Prompt: Where a line holds the word "content", copy that line.

[Data items]
____________

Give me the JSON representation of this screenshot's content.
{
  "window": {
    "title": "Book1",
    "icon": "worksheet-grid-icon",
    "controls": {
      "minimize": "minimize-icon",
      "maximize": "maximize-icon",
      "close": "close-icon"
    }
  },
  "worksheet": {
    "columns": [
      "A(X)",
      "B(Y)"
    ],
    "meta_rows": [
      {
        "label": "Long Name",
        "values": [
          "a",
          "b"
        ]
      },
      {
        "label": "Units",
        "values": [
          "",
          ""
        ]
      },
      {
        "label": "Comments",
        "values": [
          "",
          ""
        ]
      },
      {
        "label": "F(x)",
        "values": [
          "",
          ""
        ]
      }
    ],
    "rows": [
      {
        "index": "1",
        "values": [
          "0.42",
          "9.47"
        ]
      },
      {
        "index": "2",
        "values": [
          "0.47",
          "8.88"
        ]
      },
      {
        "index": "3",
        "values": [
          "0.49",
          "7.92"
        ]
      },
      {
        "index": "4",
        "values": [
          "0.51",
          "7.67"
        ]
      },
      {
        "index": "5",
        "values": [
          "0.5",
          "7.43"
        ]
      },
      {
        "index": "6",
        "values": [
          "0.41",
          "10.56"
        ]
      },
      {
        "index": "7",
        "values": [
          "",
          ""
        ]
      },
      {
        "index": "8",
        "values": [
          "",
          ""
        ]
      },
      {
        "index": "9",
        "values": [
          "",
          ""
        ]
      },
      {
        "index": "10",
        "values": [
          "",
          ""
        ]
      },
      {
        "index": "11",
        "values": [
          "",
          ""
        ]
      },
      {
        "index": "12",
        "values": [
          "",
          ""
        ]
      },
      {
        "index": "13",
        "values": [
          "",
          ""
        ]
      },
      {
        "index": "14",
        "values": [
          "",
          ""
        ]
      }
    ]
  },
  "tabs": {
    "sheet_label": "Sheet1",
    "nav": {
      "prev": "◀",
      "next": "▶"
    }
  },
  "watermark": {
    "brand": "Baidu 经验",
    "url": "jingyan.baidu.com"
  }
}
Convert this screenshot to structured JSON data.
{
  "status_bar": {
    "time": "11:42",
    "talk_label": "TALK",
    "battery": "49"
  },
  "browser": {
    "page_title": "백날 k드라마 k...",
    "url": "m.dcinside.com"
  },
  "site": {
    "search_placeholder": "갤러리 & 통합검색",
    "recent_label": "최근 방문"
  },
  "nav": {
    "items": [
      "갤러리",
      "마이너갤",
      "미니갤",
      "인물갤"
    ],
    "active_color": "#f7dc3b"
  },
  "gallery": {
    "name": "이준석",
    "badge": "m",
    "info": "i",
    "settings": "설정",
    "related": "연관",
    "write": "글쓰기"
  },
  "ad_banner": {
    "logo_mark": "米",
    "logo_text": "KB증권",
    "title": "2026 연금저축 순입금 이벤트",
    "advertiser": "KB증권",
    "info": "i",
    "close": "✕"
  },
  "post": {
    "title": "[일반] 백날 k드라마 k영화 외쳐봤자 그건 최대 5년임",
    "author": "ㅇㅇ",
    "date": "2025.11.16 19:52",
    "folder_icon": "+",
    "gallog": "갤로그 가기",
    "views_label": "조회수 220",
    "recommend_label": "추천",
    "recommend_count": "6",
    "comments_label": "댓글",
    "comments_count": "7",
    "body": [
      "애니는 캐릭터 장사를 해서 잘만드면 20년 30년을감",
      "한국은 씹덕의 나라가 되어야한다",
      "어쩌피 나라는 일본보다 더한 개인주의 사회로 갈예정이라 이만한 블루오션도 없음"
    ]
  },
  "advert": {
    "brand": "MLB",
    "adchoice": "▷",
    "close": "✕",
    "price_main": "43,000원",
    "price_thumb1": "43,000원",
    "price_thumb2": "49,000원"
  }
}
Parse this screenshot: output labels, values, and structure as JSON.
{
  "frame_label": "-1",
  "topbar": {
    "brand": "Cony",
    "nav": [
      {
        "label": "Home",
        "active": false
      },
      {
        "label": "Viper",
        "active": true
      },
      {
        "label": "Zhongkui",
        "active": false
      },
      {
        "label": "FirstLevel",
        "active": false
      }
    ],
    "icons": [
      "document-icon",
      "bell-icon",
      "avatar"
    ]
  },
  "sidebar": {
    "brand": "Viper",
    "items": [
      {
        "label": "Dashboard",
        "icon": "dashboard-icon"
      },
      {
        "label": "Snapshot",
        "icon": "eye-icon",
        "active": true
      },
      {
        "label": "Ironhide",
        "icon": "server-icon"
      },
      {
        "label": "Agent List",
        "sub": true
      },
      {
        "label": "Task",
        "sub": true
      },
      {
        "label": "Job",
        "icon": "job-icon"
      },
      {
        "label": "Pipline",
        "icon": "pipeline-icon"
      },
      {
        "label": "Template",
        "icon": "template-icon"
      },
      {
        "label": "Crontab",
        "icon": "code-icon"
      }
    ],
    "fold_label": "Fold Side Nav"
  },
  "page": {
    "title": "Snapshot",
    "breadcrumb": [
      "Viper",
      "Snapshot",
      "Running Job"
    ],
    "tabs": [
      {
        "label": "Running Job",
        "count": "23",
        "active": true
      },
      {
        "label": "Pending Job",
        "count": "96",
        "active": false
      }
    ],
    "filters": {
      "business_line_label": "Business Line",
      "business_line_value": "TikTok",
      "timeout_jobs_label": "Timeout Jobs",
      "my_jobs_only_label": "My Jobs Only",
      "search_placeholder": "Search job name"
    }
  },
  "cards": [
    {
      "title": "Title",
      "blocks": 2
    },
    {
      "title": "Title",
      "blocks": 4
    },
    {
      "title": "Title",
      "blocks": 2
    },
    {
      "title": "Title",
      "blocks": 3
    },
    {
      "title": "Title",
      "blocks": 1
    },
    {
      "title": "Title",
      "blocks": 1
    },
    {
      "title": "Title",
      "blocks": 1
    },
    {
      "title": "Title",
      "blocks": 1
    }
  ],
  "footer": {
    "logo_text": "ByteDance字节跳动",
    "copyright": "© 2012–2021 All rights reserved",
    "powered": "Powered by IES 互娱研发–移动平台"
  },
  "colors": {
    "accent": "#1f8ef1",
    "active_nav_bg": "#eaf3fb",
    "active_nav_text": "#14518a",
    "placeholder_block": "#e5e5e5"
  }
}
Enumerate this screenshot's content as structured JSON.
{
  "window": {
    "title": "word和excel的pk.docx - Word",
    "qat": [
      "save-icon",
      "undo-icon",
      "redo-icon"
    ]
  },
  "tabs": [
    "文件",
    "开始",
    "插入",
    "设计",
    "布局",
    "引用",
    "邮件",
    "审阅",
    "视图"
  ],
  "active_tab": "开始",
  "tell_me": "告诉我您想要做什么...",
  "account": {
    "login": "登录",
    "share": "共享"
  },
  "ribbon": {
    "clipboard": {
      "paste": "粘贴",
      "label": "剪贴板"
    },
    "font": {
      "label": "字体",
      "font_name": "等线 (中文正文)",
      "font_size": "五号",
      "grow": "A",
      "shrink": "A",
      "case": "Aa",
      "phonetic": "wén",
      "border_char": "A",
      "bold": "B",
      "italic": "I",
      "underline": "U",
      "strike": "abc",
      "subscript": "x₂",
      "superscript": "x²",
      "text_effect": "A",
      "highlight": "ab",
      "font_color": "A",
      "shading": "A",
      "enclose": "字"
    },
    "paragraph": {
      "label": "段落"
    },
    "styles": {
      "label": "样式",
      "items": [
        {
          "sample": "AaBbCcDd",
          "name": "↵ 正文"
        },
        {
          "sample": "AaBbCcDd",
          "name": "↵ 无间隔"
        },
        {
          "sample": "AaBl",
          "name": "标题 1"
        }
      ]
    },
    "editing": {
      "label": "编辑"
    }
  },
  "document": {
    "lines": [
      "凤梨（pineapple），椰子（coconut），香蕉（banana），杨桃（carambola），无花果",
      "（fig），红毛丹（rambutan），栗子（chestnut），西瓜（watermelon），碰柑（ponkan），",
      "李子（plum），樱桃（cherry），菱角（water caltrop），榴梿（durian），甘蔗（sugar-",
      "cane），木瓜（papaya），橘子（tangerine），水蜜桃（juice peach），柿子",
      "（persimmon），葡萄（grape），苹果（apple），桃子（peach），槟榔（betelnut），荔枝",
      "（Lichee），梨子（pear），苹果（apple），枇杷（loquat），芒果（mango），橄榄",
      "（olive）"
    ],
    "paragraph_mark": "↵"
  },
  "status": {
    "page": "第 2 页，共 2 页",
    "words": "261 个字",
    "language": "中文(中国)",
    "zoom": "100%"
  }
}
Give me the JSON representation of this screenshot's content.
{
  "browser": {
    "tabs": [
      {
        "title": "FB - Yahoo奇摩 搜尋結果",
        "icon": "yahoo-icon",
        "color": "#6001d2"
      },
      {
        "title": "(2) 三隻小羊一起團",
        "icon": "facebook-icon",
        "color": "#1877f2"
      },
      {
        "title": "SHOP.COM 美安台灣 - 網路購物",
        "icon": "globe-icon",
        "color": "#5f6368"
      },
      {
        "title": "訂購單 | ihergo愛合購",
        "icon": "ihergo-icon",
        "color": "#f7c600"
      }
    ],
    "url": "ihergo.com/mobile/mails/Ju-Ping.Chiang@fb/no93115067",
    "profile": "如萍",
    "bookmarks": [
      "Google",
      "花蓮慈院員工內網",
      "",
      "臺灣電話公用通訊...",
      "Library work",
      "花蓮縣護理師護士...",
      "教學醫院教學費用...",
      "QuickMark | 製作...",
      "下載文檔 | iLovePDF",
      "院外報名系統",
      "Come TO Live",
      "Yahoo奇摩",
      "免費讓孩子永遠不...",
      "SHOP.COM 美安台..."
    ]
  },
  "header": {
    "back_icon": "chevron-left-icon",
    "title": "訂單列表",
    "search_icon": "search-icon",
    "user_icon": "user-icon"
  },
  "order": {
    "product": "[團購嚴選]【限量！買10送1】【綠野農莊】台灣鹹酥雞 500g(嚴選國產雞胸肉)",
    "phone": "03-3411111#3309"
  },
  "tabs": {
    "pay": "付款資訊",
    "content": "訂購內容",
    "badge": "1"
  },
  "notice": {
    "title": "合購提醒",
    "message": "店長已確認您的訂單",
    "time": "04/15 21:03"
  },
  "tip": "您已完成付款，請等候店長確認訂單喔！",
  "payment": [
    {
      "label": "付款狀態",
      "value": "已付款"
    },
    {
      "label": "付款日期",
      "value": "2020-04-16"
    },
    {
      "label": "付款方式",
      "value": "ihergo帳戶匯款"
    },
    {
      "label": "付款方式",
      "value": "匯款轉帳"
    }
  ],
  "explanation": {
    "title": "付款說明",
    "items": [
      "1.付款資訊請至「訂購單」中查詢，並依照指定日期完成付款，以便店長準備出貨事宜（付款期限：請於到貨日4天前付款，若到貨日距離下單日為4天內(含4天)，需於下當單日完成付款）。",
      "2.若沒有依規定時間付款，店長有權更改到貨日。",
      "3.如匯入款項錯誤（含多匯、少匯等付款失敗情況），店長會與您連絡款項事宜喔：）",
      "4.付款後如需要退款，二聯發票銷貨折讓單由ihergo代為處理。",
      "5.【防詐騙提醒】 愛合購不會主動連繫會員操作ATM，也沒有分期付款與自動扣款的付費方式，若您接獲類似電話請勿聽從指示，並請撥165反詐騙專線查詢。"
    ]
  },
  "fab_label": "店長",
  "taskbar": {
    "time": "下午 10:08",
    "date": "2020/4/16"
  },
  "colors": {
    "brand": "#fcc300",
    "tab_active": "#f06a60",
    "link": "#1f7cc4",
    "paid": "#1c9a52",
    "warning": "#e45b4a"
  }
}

____________

Solution to the exercise:
Give me the JSON representation of this screenshot's content.
Enumerate this screenshot's content as structured JSON.
Give me the JSON representation of this screenshot's content.
    "content": "訂購內容",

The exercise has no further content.